> _WHAT TO DO_
Every record must be repeated exactly, with no omission.

> _INPUT RECORDS_
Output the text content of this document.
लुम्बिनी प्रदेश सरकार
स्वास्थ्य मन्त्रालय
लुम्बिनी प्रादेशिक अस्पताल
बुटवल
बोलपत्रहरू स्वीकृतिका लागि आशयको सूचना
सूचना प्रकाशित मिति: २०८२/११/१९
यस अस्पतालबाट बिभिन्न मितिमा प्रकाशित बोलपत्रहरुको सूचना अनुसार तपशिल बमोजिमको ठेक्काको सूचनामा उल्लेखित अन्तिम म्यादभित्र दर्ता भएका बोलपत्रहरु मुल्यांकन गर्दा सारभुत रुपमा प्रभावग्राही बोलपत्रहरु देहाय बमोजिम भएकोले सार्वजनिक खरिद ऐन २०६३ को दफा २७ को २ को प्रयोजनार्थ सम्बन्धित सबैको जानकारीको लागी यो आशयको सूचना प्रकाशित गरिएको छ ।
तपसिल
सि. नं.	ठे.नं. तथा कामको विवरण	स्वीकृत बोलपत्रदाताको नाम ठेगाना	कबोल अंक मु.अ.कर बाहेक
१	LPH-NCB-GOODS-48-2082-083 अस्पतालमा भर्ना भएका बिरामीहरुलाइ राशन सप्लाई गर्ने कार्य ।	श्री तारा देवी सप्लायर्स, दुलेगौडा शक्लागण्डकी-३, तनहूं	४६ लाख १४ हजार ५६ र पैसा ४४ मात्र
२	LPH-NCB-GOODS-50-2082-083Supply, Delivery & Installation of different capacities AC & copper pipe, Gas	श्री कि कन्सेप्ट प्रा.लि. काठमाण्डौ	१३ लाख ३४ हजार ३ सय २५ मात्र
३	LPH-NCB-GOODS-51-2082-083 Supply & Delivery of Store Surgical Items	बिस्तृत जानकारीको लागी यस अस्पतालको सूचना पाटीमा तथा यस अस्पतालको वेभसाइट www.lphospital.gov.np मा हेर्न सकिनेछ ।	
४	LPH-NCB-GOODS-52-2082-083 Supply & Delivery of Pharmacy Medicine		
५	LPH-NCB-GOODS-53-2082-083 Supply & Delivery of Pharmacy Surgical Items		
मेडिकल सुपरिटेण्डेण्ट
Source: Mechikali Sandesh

> _RESULT FOR THIS TASK_
Output the text content of this document.
लुम्बिनी प्रदेश सरकार
स्वास्थ्य मन्त्रालय
लुम्बिनी प्रादेशिक अस्पताल
बुटवल
बोलपत्रहरू स्वीकृतिका लागि आशयको सूचना
सूचना प्रकाशित मिति: २०८२/११/१९
यस अस्पतालबाट बिभिन्न मितिमा प्रकाशित बोलपत्रहरुको सूचना अनुसार तपशिल बमोजिमको ठेक्काको सूचनामा उल्लेखित अन्तिम म्यादभित्र दर्ता भएका बोलपत्रहरु मुल्यांकन गर्दा सारभुत रुपमा प्रभावग्राही बोलपत्रहरु देहाय बमोजिम भएकोले सार्वजनिक खरिद ऐन २०६३ को दफा २७ को २ को प्रयोजनार्थ सम्बन्धित सबैको जानकारीको लागी यो आशयको सूचना प्रकाशित गरिएको छ ।
तपसिल
सि. नं.	ठे.नं. तथा कामको विवरण	स्वीकृत बोलपत्रदाताको नाम ठेगाना	कबोल अंक मु.अ.कर बाहेक
१	LPH-NCB-GOODS-48-2082-083 अस्पतालमा भर्ना भएका बिरामीहरुलाइ राशन सप्लाई गर्ने कार्य ।	श्री तारा देवी सप्लायर्स, दुलेगौडा शक्लागण्डकी-३, तनहूं	४६ लाख १४ हजार ५६ र पैसा ४४ मात्र
२	LPH-NCB-GOODS-50-2082-083Supply, Delivery & Installation of different capacities AC & copper pipe, Gas	श्री कि कन्सेप्ट प्रा.लि. काठमाण्डौ	१३ लाख ३४ हजार ३ सय २५ मात्र
३	LPH-NCB-GOODS-51-2082-083 Supply & Delivery of Store Surgical Items	बिस्तृत जानकारीको लागी यस अस्पतालको सूचना पाटीमा तथा यस अस्पतालको वेभसाइट www.lphospital.gov.np मा हेर्न सकिनेछ ।	
४	LPH-NCB-GOODS-52-2082-083 Supply & Delivery of Pharmacy Medicine		
५	LPH-NCB-GOODS-53-2082-083 Supply & Delivery of Pharmacy Surgical Items		
मेडिकल सुपरिटेण्डेण्ट
Source: Mechikali Sandesh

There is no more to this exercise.